··· Text shown

Figure 6.

Scheme illustrating the metabolic adjustment that occurs in leaves of pgi1-2 plants in response to A. alternata VC exposure. The VC-promoted up-regulation of PSII reaction center proteins and enzymes involved in the synthesis of sulfolipid and photosynthetic pigments results in enhanced photosynthetic activity. The resulting augmentation of GAP fuels the production of MEP-derived compounds, such as photosynthetic pigments and plastidic CKs, which initiate a cascade of reactions that cause various responses, such as the production of proteins involved in photoprotection, cell wall production and modification, and amino acid biosynthesis (Sánchez-López et al., 2016). Gln is metabolized to Glu, Asp, Asn, Met, and aliphatic glucosinolates. Also, cytosolic Glu is metabolized to Ala through the γ-aminobutyrate (GABA) shunt. According to this model, VC-promoted starch overaccumulation in pgi1-2 leaves is the consequence of the stimulation of starch biosynthetic pathways that bypass pPGI through the transport of cytosolic hexoses (e.g. Glc and/or Glc-6-P) and/or ADP-Glc (ADPG) into the chloroplast. The high levels of 3PGA and NADPH resulting from VC-enhanced photosynthesis activate AGP (Li et al., 2011), which, in turn, facilitates the synthesis of starch. VCs also increase the expression of starch breakdown enzymes to prevent the excessive accumulation of starch and establish a starch substrate cycle. Starch breakdown products can be exported to the cytosol for their subsequent conversion into UDP-Glc, which is necessary for the synthesis of Suc and/or cell wall polysaccharides. Enzymes that are up-regulated by VCs are indicated with thick arrows. Multistep reactions are depicted with dashed arrows.

······
··· Data for review

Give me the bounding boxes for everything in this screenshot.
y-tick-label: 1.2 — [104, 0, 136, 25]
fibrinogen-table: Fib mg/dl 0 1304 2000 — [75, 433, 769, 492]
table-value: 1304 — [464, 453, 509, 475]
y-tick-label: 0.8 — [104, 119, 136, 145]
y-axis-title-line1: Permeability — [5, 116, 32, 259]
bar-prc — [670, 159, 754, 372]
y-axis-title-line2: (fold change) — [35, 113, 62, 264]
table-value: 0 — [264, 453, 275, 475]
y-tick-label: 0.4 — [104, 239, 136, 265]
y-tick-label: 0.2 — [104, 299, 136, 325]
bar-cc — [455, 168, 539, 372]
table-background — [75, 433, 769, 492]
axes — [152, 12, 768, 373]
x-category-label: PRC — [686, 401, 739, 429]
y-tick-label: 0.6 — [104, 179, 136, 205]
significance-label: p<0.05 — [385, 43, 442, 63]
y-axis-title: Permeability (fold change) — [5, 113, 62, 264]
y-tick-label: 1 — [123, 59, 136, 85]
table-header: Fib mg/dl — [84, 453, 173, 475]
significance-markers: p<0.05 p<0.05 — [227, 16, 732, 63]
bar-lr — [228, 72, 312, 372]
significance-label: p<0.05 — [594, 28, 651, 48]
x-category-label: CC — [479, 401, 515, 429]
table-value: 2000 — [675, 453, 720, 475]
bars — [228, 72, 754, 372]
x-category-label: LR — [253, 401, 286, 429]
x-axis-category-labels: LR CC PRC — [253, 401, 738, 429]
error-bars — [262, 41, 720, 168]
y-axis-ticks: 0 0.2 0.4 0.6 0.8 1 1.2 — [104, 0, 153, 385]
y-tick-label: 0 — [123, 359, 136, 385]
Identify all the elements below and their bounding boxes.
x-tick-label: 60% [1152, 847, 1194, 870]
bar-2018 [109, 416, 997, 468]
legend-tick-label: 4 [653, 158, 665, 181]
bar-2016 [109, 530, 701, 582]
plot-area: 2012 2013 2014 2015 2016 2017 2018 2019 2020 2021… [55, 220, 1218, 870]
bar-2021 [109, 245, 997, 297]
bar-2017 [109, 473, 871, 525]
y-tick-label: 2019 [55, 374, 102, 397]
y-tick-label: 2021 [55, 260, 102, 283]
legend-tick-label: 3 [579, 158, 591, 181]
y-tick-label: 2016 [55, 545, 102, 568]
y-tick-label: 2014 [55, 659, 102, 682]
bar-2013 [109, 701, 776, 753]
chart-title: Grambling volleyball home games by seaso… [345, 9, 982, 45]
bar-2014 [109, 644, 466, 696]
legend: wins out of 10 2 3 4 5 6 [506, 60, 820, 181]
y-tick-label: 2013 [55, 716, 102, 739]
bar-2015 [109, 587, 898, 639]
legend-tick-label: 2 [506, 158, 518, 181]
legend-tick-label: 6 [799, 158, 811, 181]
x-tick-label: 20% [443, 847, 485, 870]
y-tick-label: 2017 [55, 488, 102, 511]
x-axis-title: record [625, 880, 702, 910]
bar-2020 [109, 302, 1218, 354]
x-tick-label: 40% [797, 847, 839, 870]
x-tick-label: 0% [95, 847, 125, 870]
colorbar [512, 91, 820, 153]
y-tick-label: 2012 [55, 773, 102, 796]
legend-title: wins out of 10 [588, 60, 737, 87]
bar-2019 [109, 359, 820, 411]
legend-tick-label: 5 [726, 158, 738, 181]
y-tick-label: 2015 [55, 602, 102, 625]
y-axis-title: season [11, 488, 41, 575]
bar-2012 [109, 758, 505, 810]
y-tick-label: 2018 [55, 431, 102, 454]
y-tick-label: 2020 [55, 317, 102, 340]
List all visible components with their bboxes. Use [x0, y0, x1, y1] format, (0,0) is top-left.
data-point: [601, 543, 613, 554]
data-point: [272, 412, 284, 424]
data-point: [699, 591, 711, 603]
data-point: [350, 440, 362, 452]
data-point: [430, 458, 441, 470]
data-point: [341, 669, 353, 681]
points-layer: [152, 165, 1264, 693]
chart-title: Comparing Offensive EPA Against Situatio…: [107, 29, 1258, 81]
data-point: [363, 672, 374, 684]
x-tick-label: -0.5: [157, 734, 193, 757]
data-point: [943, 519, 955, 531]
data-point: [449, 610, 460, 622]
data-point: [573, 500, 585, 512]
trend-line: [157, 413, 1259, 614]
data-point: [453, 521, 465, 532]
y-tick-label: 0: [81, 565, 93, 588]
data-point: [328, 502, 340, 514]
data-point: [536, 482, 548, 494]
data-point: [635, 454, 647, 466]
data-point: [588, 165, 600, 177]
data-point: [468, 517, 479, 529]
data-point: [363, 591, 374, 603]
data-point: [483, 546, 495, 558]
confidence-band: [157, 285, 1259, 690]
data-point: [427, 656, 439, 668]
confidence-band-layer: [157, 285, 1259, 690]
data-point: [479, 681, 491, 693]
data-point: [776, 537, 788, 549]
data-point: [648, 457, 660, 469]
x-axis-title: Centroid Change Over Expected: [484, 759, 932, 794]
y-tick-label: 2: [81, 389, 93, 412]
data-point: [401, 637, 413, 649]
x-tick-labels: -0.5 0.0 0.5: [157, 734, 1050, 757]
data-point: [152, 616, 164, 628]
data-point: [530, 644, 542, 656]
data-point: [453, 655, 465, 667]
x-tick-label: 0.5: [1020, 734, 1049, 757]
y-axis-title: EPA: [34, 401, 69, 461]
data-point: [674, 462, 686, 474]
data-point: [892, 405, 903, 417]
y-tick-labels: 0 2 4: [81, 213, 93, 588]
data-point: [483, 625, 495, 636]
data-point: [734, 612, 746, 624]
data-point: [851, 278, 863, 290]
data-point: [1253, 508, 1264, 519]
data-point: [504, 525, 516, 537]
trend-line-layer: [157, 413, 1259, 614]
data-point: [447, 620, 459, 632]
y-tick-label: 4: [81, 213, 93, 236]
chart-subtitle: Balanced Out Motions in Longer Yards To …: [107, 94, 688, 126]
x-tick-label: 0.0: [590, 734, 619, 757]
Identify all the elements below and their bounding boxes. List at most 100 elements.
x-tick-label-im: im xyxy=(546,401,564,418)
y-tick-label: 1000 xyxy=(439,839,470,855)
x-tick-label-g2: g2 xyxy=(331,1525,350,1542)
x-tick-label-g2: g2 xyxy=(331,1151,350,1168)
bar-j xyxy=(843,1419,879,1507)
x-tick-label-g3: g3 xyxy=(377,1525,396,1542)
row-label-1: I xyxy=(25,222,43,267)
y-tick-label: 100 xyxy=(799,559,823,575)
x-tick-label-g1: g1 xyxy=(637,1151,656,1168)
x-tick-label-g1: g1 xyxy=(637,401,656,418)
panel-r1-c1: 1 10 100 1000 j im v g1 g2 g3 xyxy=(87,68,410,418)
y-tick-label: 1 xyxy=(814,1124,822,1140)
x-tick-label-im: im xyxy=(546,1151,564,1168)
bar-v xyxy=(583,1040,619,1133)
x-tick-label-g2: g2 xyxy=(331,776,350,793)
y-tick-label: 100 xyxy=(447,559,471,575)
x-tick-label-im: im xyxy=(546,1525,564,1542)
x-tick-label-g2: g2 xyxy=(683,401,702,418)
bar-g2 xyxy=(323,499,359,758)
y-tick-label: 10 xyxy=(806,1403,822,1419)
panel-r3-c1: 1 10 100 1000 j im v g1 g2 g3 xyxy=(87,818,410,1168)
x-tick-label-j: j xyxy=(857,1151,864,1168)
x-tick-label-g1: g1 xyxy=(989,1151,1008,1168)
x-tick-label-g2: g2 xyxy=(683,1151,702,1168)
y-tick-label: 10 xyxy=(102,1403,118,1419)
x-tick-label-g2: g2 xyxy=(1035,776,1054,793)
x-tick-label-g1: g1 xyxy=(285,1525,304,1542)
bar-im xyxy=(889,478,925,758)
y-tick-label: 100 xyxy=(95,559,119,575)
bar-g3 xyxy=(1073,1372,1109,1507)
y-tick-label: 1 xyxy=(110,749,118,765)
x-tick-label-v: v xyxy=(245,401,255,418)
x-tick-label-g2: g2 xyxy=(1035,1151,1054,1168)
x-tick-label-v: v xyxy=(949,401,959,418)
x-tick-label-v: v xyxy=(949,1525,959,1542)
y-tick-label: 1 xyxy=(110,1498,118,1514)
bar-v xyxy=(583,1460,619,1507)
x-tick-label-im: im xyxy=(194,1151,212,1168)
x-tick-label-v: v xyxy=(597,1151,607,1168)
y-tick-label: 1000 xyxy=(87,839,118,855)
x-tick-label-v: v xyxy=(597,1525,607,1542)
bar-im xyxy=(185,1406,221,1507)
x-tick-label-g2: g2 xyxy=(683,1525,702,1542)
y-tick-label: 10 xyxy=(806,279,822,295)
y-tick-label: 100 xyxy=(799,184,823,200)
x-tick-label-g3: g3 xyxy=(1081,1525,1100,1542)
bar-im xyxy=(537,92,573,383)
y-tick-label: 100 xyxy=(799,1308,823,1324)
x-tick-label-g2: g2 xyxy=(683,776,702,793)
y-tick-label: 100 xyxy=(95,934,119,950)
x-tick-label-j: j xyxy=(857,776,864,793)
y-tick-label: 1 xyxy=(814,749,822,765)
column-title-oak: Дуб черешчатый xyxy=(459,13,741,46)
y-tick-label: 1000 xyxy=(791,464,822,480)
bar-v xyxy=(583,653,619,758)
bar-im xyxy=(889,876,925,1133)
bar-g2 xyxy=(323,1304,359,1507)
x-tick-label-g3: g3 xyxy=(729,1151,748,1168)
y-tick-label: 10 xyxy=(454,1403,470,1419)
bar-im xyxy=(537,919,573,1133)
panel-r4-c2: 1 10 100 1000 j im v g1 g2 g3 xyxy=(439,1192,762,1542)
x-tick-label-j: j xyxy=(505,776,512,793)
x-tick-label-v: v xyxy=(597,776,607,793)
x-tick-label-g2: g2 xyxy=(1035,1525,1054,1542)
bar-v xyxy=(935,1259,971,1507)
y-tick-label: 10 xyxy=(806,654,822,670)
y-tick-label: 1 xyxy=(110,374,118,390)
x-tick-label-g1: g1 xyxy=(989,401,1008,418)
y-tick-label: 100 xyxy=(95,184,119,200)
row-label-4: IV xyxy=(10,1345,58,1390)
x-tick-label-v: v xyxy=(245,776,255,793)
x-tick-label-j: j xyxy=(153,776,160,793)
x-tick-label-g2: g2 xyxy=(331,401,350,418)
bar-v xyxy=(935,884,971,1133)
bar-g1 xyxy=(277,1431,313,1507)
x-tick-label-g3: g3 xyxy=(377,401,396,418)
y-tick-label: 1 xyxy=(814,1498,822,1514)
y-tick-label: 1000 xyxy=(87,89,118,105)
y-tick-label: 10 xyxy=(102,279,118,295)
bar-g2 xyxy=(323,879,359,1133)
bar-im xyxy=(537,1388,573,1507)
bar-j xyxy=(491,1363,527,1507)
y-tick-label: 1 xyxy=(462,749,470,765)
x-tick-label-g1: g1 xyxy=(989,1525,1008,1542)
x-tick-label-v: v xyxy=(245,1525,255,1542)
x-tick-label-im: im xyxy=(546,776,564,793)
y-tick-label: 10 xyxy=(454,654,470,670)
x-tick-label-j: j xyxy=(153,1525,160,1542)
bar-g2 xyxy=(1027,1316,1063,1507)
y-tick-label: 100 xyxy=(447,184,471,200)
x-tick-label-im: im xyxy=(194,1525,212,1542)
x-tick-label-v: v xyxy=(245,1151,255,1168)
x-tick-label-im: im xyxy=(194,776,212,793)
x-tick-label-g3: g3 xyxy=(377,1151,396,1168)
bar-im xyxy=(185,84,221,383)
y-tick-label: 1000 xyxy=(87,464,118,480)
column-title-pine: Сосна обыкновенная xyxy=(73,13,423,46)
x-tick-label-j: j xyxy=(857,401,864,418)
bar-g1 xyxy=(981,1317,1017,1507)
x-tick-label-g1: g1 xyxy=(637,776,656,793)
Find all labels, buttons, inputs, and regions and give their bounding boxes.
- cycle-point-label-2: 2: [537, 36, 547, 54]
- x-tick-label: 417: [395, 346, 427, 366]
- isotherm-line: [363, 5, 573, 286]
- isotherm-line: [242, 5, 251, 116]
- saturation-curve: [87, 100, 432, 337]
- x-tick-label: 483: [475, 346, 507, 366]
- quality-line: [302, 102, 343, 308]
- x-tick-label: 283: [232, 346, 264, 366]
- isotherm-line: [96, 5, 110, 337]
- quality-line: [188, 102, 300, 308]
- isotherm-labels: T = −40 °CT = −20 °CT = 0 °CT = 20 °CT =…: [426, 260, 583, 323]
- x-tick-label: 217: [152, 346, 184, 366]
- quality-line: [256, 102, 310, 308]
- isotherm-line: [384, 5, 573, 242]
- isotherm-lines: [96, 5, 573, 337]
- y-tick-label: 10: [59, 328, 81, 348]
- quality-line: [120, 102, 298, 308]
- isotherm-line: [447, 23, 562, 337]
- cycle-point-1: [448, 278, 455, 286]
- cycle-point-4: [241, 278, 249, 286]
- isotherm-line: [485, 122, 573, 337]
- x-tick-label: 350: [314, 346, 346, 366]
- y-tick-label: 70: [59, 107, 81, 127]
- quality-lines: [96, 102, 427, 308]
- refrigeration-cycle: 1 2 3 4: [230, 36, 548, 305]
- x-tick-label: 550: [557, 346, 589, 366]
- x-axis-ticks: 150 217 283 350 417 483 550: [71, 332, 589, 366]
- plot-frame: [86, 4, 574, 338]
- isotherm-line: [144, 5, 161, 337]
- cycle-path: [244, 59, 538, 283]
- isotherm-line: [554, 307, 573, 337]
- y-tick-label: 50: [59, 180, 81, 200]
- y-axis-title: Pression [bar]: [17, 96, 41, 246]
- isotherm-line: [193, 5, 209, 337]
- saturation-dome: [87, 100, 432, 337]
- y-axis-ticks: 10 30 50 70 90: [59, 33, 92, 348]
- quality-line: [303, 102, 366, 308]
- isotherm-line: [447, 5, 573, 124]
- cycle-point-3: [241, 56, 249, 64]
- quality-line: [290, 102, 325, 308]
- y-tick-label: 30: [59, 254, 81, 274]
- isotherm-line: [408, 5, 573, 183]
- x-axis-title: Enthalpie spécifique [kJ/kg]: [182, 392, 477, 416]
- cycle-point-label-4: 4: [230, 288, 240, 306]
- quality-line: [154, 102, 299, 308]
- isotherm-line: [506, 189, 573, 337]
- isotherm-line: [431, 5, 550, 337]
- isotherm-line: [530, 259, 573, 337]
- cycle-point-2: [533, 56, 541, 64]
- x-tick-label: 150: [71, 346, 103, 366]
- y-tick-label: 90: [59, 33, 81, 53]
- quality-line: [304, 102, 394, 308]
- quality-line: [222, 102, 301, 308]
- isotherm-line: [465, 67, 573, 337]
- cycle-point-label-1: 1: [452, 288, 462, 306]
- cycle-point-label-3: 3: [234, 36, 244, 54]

······

* **To do**
Translate this sentence from the figure caption into Spanish: "Multistep reactions are depicted with dashed arrows." The listing comes from a different source than the figure caption.

* **Task response**
Las reacciones de varios pasos se representan con flechas discontinuas.